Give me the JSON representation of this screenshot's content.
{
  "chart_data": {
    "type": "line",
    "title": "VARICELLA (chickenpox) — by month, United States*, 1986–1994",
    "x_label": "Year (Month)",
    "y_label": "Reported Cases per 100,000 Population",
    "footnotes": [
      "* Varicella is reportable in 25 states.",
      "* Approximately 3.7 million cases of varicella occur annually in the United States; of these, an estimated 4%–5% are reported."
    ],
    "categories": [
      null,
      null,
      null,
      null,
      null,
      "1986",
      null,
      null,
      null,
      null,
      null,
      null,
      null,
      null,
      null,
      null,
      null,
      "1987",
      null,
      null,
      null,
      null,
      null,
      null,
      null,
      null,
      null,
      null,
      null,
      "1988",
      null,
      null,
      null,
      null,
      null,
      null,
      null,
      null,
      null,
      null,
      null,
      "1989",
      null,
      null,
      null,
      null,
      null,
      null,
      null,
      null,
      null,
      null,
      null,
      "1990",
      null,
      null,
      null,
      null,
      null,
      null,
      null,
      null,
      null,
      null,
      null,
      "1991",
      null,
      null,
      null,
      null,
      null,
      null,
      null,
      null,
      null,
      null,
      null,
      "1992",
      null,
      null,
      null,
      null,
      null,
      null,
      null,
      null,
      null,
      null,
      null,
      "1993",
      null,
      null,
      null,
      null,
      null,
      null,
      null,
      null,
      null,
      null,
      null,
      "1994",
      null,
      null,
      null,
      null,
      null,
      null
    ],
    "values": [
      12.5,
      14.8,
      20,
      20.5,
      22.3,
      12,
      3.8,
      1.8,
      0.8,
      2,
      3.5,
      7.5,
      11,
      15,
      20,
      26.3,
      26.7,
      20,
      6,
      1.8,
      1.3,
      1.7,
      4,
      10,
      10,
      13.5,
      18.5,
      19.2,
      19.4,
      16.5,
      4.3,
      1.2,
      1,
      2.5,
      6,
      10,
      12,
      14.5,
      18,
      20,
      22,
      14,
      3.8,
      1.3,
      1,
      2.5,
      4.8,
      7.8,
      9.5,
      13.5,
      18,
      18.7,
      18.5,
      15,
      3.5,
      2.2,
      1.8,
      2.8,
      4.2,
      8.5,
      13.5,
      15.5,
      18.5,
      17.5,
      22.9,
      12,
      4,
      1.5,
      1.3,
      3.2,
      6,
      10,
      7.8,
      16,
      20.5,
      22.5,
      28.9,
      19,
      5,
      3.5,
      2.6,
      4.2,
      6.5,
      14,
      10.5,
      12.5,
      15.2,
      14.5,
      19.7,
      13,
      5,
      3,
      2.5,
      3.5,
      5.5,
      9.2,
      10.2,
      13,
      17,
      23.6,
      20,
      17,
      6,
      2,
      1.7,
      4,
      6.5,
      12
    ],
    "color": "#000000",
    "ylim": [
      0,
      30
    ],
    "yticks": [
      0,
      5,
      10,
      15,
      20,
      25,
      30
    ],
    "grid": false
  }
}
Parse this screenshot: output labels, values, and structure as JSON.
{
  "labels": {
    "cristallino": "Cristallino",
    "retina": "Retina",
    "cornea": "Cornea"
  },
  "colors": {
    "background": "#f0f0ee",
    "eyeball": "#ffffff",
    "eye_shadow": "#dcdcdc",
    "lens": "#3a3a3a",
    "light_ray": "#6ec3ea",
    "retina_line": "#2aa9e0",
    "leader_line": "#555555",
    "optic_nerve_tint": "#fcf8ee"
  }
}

--

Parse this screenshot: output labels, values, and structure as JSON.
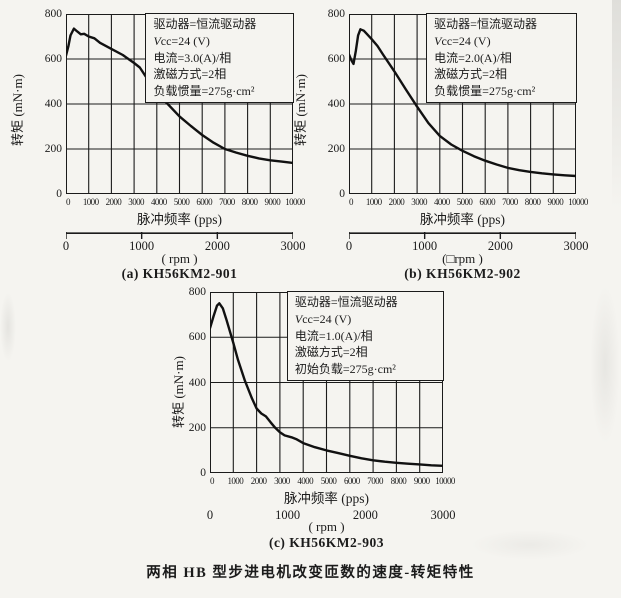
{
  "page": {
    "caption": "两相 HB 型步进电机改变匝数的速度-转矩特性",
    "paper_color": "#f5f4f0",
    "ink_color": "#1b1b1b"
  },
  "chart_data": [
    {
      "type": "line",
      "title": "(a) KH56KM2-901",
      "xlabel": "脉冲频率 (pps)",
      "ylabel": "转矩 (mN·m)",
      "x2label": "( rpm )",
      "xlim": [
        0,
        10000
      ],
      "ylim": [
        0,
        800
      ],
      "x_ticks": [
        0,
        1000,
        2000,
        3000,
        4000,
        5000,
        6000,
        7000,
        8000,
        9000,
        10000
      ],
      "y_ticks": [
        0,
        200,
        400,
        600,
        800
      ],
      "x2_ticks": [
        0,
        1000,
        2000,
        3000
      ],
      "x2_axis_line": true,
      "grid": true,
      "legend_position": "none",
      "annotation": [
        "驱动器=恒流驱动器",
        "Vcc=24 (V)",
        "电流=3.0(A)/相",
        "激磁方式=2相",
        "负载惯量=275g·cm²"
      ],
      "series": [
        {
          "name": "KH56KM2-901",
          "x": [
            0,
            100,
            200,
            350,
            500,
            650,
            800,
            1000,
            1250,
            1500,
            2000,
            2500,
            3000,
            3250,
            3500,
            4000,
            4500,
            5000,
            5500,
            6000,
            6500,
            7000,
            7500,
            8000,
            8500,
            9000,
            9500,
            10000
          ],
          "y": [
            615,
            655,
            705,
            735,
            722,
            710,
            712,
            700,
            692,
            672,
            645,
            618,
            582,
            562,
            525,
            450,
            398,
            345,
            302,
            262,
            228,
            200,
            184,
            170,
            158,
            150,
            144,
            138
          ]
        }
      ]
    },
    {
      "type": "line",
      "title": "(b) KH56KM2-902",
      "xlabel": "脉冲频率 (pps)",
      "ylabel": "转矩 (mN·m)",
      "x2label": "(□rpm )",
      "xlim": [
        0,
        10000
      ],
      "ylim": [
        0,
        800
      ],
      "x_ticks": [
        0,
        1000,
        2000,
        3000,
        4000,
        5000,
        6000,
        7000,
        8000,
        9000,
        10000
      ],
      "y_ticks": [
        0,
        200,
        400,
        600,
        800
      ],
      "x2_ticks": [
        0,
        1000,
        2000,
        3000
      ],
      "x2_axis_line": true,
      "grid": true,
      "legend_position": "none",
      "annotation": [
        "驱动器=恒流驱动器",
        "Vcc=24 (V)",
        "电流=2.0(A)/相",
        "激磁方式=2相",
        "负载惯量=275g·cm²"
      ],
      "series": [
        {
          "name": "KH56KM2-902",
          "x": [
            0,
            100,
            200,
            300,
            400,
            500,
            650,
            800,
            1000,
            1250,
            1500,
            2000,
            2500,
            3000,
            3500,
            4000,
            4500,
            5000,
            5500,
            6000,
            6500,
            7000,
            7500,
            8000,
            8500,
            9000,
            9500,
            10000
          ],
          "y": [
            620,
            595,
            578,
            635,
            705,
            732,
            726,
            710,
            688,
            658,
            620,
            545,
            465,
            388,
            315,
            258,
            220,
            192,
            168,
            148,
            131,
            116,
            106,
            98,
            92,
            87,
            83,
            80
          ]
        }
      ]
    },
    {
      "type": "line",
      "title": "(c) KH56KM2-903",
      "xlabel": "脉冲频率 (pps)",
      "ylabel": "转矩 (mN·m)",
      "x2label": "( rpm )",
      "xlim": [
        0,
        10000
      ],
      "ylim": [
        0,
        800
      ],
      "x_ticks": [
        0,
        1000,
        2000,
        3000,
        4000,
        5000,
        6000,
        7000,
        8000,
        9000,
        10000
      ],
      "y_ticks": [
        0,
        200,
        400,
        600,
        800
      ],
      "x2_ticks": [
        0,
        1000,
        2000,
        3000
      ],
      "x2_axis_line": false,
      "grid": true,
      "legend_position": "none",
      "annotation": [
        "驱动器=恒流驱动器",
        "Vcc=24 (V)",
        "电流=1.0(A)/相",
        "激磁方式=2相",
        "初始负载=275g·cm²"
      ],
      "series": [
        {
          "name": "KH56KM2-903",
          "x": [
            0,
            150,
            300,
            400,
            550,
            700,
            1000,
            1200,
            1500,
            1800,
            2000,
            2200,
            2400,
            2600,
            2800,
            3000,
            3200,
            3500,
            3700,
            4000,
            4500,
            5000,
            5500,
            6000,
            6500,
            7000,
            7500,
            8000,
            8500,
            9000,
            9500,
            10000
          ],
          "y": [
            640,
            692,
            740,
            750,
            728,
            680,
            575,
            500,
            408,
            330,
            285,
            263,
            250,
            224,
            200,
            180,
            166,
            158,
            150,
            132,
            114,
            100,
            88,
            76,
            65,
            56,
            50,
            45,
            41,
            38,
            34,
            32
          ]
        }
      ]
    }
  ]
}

- _Given exercise_: Go through the entries above and count the lines containing the word "title"; give only that count.

- _Answer to this exercise_: 4